-- TASK STATEMENT --
Exclude the pictures, then copy all remaining records exactly.

-- RECORDS TO PROCESS --
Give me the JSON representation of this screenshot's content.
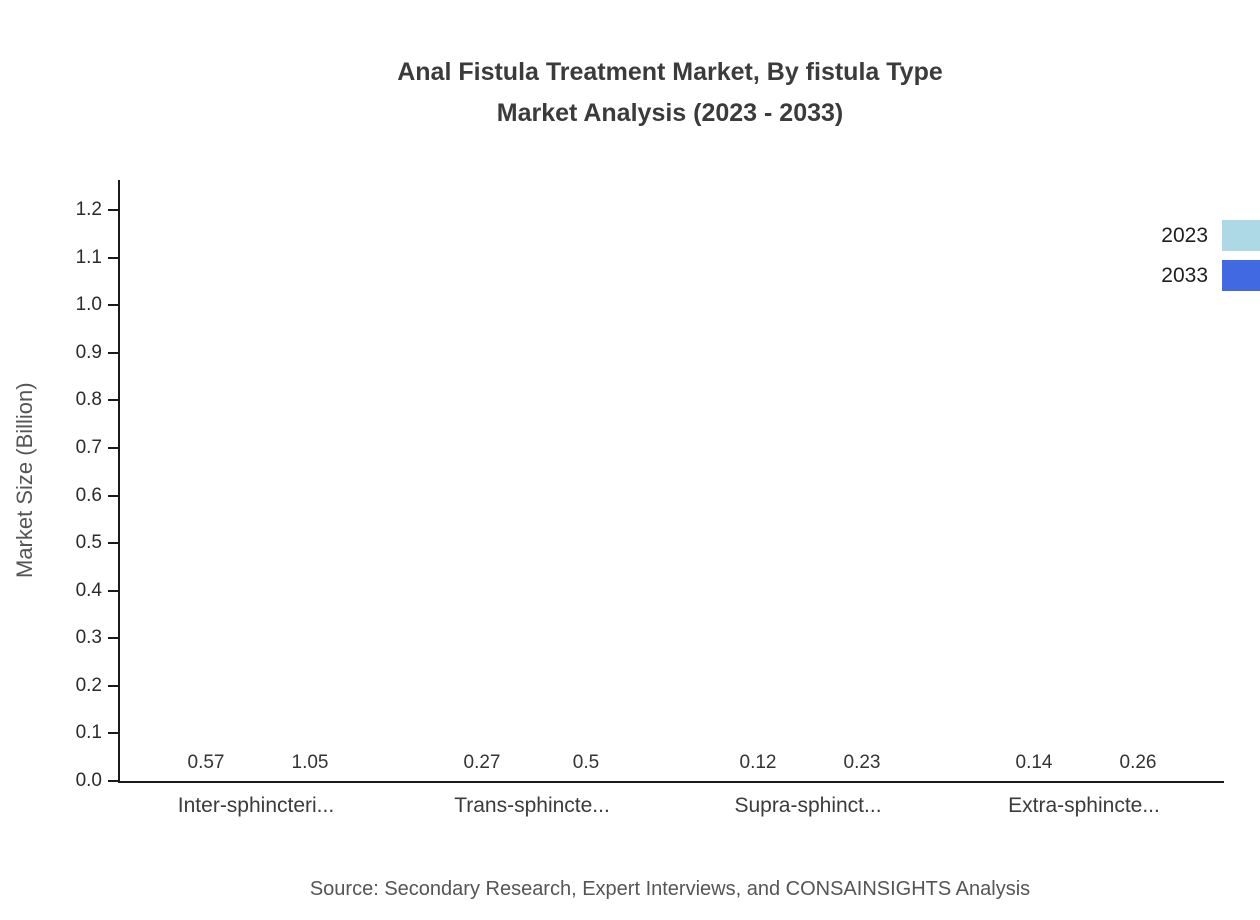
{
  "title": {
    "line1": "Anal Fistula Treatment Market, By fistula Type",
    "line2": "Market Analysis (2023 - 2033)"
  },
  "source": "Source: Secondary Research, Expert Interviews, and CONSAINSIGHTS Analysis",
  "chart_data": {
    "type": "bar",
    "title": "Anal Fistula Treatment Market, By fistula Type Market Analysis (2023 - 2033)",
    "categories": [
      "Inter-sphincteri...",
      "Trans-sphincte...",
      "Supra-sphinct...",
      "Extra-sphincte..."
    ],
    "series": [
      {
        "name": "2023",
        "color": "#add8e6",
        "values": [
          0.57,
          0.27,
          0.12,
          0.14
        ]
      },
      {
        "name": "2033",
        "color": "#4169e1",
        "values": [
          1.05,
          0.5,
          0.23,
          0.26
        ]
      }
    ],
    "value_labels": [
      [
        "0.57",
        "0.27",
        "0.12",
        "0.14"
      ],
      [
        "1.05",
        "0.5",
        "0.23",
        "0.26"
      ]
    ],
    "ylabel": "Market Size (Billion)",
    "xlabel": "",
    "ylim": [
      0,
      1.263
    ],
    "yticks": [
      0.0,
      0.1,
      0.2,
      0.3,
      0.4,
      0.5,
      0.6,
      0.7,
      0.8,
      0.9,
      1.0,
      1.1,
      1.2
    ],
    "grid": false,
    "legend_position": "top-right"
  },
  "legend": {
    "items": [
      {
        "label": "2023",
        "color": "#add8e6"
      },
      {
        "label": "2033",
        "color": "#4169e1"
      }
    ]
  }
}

-- WRITTEN ANSWER --
Give me the JSON representation of this screenshot's content.
{
  "title": {
    "line1": "Anal Fistula Treatment Market, By fistula Type",
    "line2": "Market Analysis (2023 - 2033)"
  },
  "source": "Source: Secondary Research, Expert Interviews, and CONSAINSIGHTS Analysis",
  "chart_data": {
    "type": "bar",
    "title": "Anal Fistula Treatment Market, By fistula Type Market Analysis (2023 - 2033)",
    "categories": [
      "Inter-sphincteri...",
      "Trans-sphincte...",
      "Supra-sphinct...",
      "Extra-sphincte..."
    ],
    "series": [
      {
        "name": "2023",
        "color": "#add8e6",
        "values": [
          0.57,
          0.27,
          0.12,
          0.14
        ]
      },
      {
        "name": "2033",
        "color": "#4169e1",
        "values": [
          1.05,
          0.5,
          0.23,
          0.26
        ]
      }
    ],
    "value_labels": [
      [
        "0.57",
        "0.27",
        "0.12",
        "0.14"
      ],
      [
        "1.05",
        "0.5",
        "0.23",
        "0.26"
      ]
    ],
    "ylabel": "Market Size (Billion)",
    "xlabel": "",
    "ylim": [
      0,
      1.263
    ],
    "yticks": [
      0.0,
      0.1,
      0.2,
      0.3,
      0.4,
      0.5,
      0.6,
      0.7,
      0.8,
      0.9,
      1.0,
      1.1,
      1.2
    ],
    "grid": false,
    "legend_position": "top-right"
  },
  "legend": {
    "items": [
      {
        "label": "2023",
        "color": "#add8e6"
      },
      {
        "label": "2033",
        "color": "#4169e1"
      }
    ]
  }
}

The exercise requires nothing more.